----- TASK INPUT -----

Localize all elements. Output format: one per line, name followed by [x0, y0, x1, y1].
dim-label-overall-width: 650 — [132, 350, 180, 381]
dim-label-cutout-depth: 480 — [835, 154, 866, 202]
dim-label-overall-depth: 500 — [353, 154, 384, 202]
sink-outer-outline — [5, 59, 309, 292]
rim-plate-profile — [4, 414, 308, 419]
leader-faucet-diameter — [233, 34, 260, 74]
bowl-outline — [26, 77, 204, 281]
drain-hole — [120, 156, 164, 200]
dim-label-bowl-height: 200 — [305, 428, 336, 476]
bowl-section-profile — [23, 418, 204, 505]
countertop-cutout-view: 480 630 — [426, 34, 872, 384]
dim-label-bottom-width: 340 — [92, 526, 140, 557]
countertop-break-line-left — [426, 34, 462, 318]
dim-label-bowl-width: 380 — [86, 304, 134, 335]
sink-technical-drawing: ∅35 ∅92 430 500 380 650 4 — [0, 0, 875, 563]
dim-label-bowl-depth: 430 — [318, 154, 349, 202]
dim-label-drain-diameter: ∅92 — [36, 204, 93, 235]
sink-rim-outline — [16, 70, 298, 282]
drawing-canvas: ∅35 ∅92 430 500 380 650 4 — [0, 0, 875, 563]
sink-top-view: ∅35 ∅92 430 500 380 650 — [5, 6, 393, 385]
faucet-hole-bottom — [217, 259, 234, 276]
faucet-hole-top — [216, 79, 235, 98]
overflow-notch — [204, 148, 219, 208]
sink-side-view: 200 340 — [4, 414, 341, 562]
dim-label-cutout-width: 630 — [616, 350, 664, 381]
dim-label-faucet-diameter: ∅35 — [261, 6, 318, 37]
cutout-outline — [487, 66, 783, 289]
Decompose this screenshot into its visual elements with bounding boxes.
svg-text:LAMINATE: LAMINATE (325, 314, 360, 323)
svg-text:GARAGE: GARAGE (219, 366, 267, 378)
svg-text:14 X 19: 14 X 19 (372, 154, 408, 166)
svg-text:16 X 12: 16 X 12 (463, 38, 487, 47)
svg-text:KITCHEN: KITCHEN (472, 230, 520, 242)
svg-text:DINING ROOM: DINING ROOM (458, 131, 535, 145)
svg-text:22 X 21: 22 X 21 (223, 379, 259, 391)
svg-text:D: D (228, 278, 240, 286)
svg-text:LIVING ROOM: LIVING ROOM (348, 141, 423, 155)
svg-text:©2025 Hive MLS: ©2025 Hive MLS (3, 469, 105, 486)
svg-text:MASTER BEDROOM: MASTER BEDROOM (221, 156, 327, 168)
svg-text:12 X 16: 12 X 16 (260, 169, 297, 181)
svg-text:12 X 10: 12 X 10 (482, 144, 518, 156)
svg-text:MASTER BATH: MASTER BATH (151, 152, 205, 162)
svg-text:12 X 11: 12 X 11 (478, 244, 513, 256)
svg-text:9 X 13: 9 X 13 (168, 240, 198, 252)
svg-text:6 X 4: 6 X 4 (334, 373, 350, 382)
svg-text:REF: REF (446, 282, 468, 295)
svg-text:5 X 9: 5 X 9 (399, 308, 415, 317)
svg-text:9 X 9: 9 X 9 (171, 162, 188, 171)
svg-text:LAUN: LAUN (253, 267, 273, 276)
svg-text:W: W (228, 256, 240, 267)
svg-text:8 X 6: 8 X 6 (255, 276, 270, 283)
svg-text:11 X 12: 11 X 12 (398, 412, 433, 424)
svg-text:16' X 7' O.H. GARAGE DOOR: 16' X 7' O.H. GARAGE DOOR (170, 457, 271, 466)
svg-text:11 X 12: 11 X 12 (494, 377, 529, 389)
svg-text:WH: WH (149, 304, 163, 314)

-----

■ WHAT IS ASKED: Can you put every line of the entries above, from the very first one down to the line containing "svg-text:14 X 19: 14" with both ends included, into a JSON list of strings with one string per line and blank lines left out?

■ TASK SOLUTION:
[
  "Localize all elements. Output format: one per line, name followed by [x0, y0, x1, y1].",
  "dim-label-overall-width: 650 — [132, 350, 180, 381]",
  "dim-label-cutout-depth: 480 — [835, 154, 866, 202]",
  "dim-label-overall-depth: 500 — [353, 154, 384, 202]",
  "sink-outer-outline — [5, 59, 309, 292]",
  "rim-plate-profile — [4, 414, 308, 419]",
  "leader-faucet-diameter — [233, 34, 260, 74]",
  "bowl-outline — [26, 77, 204, 281]",
  "drain-hole — [120, 156, 164, 200]",
  "dim-label-bowl-height: 200 — [305, 428, 336, 476]",
  "bowl-section-profile — [23, 418, 204, 505]",
  "countertop-cutout-view: 480 630 — [426, 34, 872, 384]",
  "dim-label-bottom-width: 340 — [92, 526, 140, 557]",
  "countertop-break-line-left — [426, 34, 462, 318]",
  "dim-label-bowl-width: 380 — [86, 304, 134, 335]",
  "sink-technical-drawing: ∅35 ∅92 430 500 380 650 4 — [0, 0, 875, 563]",
  "dim-label-bowl-depth: 430 — [318, 154, 349, 202]",
  "dim-label-drain-diameter: ∅92 — [36, 204, 93, 235]",
  "sink-rim-outline — [16, 70, 298, 282]",
  "drawing-canvas: ∅35 ∅92 430 500 380 650 4 — [0, 0, 875, 563]",
  "sink-top-view: ∅35 ∅92 430 500 380 650 — [5, 6, 393, 385]",
  "faucet-hole-bottom — [217, 259, 234, 276]",
  "faucet-hole-top — [216, 79, 235, 98]",
  "overflow-notch — [204, 148, 219, 208]",
  "sink-side-view: 200 340 — [4, 414, 341, 562]",
  "dim-label-cutout-width: 630 — [616, 350, 664, 381]",
  "dim-label-faucet-diameter: ∅35 — [261, 6, 318, 37]",
  "cutout-outline — [487, 66, 783, 289]",
  "Decompose this screenshot into its visual elements with bounding boxes.",
  "svg-text:LAMINATE: LAMINATE (325, 314, 360, 323)",
  "svg-text:GARAGE: GARAGE (219, 366, 267, 378)",
  "svg-text:14 X 19: 14 X 19 (372, 154, 408, 166)"
]